• TASK DIRECTIONS: Without the images, print all the entries below exactly as given.

• THE DATA:
*****
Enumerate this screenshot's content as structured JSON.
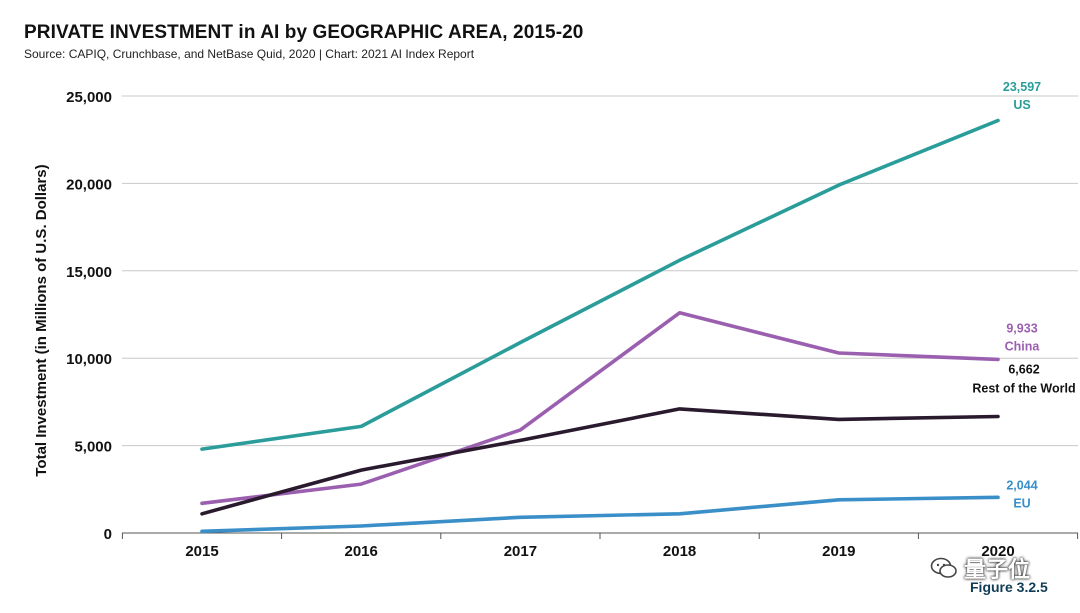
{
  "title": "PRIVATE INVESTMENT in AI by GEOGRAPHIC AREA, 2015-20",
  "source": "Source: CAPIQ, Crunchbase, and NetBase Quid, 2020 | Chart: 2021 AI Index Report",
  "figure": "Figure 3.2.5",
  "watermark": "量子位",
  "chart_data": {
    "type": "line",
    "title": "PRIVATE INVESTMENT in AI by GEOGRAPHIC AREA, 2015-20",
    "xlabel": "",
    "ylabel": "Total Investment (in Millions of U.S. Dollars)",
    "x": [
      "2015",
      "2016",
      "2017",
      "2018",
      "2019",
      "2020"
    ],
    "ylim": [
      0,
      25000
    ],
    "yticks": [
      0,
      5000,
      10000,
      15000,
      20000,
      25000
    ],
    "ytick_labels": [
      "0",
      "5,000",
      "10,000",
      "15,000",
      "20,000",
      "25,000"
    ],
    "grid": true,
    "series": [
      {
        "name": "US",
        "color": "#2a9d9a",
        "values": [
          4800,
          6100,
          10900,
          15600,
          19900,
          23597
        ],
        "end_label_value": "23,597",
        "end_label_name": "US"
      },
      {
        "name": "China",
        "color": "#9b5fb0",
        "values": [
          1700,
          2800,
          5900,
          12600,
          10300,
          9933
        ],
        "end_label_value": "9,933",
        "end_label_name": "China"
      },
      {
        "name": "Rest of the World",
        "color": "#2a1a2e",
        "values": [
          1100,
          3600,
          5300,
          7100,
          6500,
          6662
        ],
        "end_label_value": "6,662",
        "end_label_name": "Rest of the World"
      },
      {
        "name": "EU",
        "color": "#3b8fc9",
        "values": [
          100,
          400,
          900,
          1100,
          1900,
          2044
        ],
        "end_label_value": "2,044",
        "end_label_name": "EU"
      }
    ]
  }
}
*****
• RESULT FOR THIS EXERCISE:
Enumerate this screenshot's content as structured JSON.
{
  "title": "PRIVATE INVESTMENT in AI by GEOGRAPHIC AREA, 2015-20",
  "source": "Source: CAPIQ, Crunchbase, and NetBase Quid, 2020 | Chart: 2021 AI Index Report",
  "figure": "Figure 3.2.5",
  "watermark": "量子位",
  "chart_data": {
    "type": "line",
    "title": "PRIVATE INVESTMENT in AI by GEOGRAPHIC AREA, 2015-20",
    "xlabel": "",
    "ylabel": "Total Investment (in Millions of U.S. Dollars)",
    "x": [
      "2015",
      "2016",
      "2017",
      "2018",
      "2019",
      "2020"
    ],
    "ylim": [
      0,
      25000
    ],
    "yticks": [
      0,
      5000,
      10000,
      15000,
      20000,
      25000
    ],
    "ytick_labels": [
      "0",
      "5,000",
      "10,000",
      "15,000",
      "20,000",
      "25,000"
    ],
    "grid": true,
    "series": [
      {
        "name": "US",
        "color": "#2a9d9a",
        "values": [
          4800,
          6100,
          10900,
          15600,
          19900,
          23597
        ],
        "end_label_value": "23,597",
        "end_label_name": "US"
      },
      {
        "name": "China",
        "color": "#9b5fb0",
        "values": [
          1700,
          2800,
          5900,
          12600,
          10300,
          9933
        ],
        "end_label_value": "9,933",
        "end_label_name": "China"
      },
      {
        "name": "Rest of the World",
        "color": "#2a1a2e",
        "values": [
          1100,
          3600,
          5300,
          7100,
          6500,
          6662
        ],
        "end_label_value": "6,662",
        "end_label_name": "Rest of the World"
      },
      {
        "name": "EU",
        "color": "#3b8fc9",
        "values": [
          100,
          400,
          900,
          1100,
          1900,
          2044
        ],
        "end_label_value": "2,044",
        "end_label_name": "EU"
      }
    ]
  }
}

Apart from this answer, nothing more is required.